What is needed: Please write each entry out again exactly as shown.
----- Information provided -----
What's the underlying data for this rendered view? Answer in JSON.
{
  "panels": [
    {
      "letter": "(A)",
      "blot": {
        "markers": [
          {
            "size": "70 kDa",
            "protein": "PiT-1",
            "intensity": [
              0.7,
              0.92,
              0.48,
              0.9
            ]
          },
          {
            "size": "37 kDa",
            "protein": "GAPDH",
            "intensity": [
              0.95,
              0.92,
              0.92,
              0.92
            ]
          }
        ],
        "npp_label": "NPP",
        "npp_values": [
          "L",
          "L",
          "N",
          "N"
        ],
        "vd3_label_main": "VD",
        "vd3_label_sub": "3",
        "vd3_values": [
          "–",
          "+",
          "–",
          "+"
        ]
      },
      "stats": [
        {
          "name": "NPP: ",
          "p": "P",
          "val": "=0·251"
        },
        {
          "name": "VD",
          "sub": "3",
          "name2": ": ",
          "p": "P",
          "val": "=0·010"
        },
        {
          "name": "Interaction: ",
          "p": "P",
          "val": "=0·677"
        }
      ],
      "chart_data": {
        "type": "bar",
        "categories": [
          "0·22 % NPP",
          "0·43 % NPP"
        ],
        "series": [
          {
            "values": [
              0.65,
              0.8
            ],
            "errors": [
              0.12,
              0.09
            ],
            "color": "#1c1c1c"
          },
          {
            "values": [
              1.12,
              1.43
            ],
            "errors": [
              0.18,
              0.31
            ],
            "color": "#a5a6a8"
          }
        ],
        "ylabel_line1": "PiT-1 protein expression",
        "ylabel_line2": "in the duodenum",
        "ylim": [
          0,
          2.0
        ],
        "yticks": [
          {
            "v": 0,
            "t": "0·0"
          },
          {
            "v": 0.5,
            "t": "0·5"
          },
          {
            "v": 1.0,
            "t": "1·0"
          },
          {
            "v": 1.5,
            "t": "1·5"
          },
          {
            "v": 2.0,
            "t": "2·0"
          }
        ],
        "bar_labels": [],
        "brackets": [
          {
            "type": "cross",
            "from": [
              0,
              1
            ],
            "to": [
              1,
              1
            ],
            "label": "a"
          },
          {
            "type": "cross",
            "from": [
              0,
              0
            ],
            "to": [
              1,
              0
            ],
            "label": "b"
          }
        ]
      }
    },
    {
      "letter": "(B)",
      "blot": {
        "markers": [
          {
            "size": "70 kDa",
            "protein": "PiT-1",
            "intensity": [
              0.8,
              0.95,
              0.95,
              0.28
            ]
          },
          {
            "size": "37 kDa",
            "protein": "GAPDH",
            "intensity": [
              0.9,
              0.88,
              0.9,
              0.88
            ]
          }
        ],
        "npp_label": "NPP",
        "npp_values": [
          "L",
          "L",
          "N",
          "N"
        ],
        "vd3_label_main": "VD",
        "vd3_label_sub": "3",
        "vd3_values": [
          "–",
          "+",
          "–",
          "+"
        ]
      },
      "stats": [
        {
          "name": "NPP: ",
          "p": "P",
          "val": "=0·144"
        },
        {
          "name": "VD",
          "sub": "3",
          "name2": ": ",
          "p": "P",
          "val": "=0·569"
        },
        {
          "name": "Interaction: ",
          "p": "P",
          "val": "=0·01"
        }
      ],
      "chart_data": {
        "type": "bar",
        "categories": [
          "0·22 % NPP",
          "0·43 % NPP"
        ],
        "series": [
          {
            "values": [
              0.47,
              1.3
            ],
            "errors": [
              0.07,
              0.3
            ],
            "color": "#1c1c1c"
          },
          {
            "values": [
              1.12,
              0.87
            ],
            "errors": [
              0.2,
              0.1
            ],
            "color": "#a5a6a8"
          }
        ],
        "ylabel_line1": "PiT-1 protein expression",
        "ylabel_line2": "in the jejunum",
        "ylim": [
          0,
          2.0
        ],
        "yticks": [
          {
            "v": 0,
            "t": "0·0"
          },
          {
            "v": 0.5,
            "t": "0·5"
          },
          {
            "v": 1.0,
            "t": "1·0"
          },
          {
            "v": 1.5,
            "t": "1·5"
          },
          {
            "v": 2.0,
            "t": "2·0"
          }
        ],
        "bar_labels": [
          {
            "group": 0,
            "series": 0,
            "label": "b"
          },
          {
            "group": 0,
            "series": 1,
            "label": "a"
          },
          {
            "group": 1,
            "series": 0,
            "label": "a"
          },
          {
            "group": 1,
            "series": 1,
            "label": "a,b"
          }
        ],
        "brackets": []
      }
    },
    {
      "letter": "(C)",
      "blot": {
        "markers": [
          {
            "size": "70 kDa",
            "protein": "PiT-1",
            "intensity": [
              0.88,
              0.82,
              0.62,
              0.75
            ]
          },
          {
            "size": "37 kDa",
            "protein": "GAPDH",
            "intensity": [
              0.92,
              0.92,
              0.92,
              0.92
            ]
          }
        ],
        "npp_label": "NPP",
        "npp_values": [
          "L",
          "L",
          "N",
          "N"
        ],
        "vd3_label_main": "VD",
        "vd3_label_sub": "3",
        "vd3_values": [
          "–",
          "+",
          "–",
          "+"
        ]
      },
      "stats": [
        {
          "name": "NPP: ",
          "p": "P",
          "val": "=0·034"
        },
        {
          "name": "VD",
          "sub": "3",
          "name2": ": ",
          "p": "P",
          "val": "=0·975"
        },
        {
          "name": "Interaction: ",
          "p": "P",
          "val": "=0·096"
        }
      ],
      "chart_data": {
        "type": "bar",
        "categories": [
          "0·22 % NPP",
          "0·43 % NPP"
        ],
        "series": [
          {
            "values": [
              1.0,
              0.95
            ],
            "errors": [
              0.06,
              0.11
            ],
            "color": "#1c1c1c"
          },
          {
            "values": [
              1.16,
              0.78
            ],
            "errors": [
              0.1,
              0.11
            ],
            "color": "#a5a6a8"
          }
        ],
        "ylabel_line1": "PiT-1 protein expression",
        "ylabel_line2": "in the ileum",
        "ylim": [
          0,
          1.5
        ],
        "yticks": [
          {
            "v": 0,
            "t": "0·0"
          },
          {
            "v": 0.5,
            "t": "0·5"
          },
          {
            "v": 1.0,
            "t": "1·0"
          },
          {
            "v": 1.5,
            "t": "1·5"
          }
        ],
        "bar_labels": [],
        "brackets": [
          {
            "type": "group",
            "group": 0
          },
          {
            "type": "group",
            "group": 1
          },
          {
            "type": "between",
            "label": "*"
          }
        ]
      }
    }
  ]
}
-----
Result:
What's the underlying data for this rendered view? Answer in JSON.
{
  "panels": [
    {
      "letter": "(A)",
      "blot": {
        "markers": [
          {
            "size": "70 kDa",
            "protein": "PiT-1",
            "intensity": [
              0.7,
              0.92,
              0.48,
              0.9
            ]
          },
          {
            "size": "37 kDa",
            "protein": "GAPDH",
            "intensity": [
              0.95,
              0.92,
              0.92,
              0.92
            ]
          }
        ],
        "npp_label": "NPP",
        "npp_values": [
          "L",
          "L",
          "N",
          "N"
        ],
        "vd3_label_main": "VD",
        "vd3_label_sub": "3",
        "vd3_values": [
          "–",
          "+",
          "–",
          "+"
        ]
      },
      "stats": [
        {
          "name": "NPP: ",
          "p": "P",
          "val": "=0·251"
        },
        {
          "name": "VD",
          "sub": "3",
          "name2": ": ",
          "p": "P",
          "val": "=0·010"
        },
        {
          "name": "Interaction: ",
          "p": "P",
          "val": "=0·677"
        }
      ],
      "chart_data": {
        "type": "bar",
        "categories": [
          "0·22 % NPP",
          "0·43 % NPP"
        ],
        "series": [
          {
            "values": [
              0.65,
              0.8
            ],
            "errors": [
              0.12,
              0.09
            ],
            "color": "#1c1c1c"
          },
          {
            "values": [
              1.12,
              1.43
            ],
            "errors": [
              0.18,
              0.31
            ],
            "color": "#a5a6a8"
          }
        ],
        "ylabel_line1": "PiT-1 protein expression",
        "ylabel_line2": "in the duodenum",
        "ylim": [
          0,
          2.0
        ],
        "yticks": [
          {
            "v": 0,
            "t": "0·0"
          },
          {
            "v": 0.5,
            "t": "0·5"
          },
          {
            "v": 1.0,
            "t": "1·0"
          },
          {
            "v": 1.5,
            "t": "1·5"
          },
          {
            "v": 2.0,
            "t": "2·0"
          }
        ],
        "bar_labels": [],
        "brackets": [
          {
            "type": "cross",
            "from": [
              0,
              1
            ],
            "to": [
              1,
              1
            ],
            "label": "a"
          },
          {
            "type": "cross",
            "from": [
              0,
              0
            ],
            "to": [
              1,
              0
            ],
            "label": "b"
          }
        ]
      }
    },
    {
      "letter": "(B)",
      "blot": {
        "markers": [
          {
            "size": "70 kDa",
            "protein": "PiT-1",
            "intensity": [
              0.8,
              0.95,
              0.95,
              0.28
            ]
          },
          {
            "size": "37 kDa",
            "protein": "GAPDH",
            "intensity": [
              0.9,
              0.88,
              0.9,
              0.88
            ]
          }
        ],
        "npp_label": "NPP",
        "npp_values": [
          "L",
          "L",
          "N",
          "N"
        ],
        "vd3_label_main": "VD",
        "vd3_label_sub": "3",
        "vd3_values": [
          "–",
          "+",
          "–",
          "+"
        ]
      },
      "stats": [
        {
          "name": "NPP: ",
          "p": "P",
          "val": "=0·144"
        },
        {
          "name": "VD",
          "sub": "3",
          "name2": ": ",
          "p": "P",
          "val": "=0·569"
        },
        {
          "name": "Interaction: ",
          "p": "P",
          "val": "=0·01"
        }
      ],
      "chart_data": {
        "type": "bar",
        "categories": [
          "0·22 % NPP",
          "0·43 % NPP"
        ],
        "series": [
          {
            "values": [
              0.47,
              1.3
            ],
            "errors": [
              0.07,
              0.3
            ],
            "color": "#1c1c1c"
          },
          {
            "values": [
              1.12,
              0.87
            ],
            "errors": [
              0.2,
              0.1
            ],
            "color": "#a5a6a8"
          }
        ],
        "ylabel_line1": "PiT-1 protein expression",
        "ylabel_line2": "in the jejunum",
        "ylim": [
          0,
          2.0
        ],
        "yticks": [
          {
            "v": 0,
            "t": "0·0"
          },
          {
            "v": 0.5,
            "t": "0·5"
          },
          {
            "v": 1.0,
            "t": "1·0"
          },
          {
            "v": 1.5,
            "t": "1·5"
          },
          {
            "v": 2.0,
            "t": "2·0"
          }
        ],
        "bar_labels": [
          {
            "group": 0,
            "series": 0,
            "label": "b"
          },
          {
            "group": 0,
            "series": 1,
            "label": "a"
          },
          {
            "group": 1,
            "series": 0,
            "label": "a"
          },
          {
            "group": 1,
            "series": 1,
            "label": "a,b"
          }
        ],
        "brackets": []
      }
    },
    {
      "letter": "(C)",
      "blot": {
        "markers": [
          {
            "size": "70 kDa",
            "protein": "PiT-1",
            "intensity": [
              0.88,
              0.82,
              0.62,
              0.75
            ]
          },
          {
            "size": "37 kDa",
            "protein": "GAPDH",
            "intensity": [
              0.92,
              0.92,
              0.92,
              0.92
            ]
          }
        ],
        "npp_label": "NPP",
        "npp_values": [
          "L",
          "L",
          "N",
          "N"
        ],
        "vd3_label_main": "VD",
        "vd3_label_sub": "3",
        "vd3_values": [
          "–",
          "+",
          "–",
          "+"
        ]
      },
      "stats": [
        {
          "name": "NPP: ",
          "p": "P",
          "val": "=0·034"
        },
        {
          "name": "VD",
          "sub": "3",
          "name2": ": ",
          "p": "P",
          "val": "=0·975"
        },
        {
          "name": "Interaction: ",
          "p": "P",
          "val": "=0·096"
        }
      ],
      "chart_data": {
        "type": "bar",
        "categories": [
          "0·22 % NPP",
          "0·43 % NPP"
        ],
        "series": [
          {
            "values": [
              1.0,
              0.95
            ],
            "errors": [
              0.06,
              0.11
            ],
            "color": "#1c1c1c"
          },
          {
            "values": [
              1.16,
              0.78
            ],
            "errors": [
              0.1,
              0.11
            ],
            "color": "#a5a6a8"
          }
        ],
        "ylabel_line1": "PiT-1 protein expression",
        "ylabel_line2": "in the ileum",
        "ylim": [
          0,
          1.5
        ],
        "yticks": [
          {
            "v": 0,
            "t": "0·0"
          },
          {
            "v": 0.5,
            "t": "0·5"
          },
          {
            "v": 1.0,
            "t": "1·0"
          },
          {
            "v": 1.5,
            "t": "1·5"
          }
        ],
        "bar_labels": [],
        "brackets": [
          {
            "type": "group",
            "group": 0
          },
          {
            "type": "group",
            "group": 1
          },
          {
            "type": "between",
            "label": "*"
          }
        ]
      }
    }
  ]
}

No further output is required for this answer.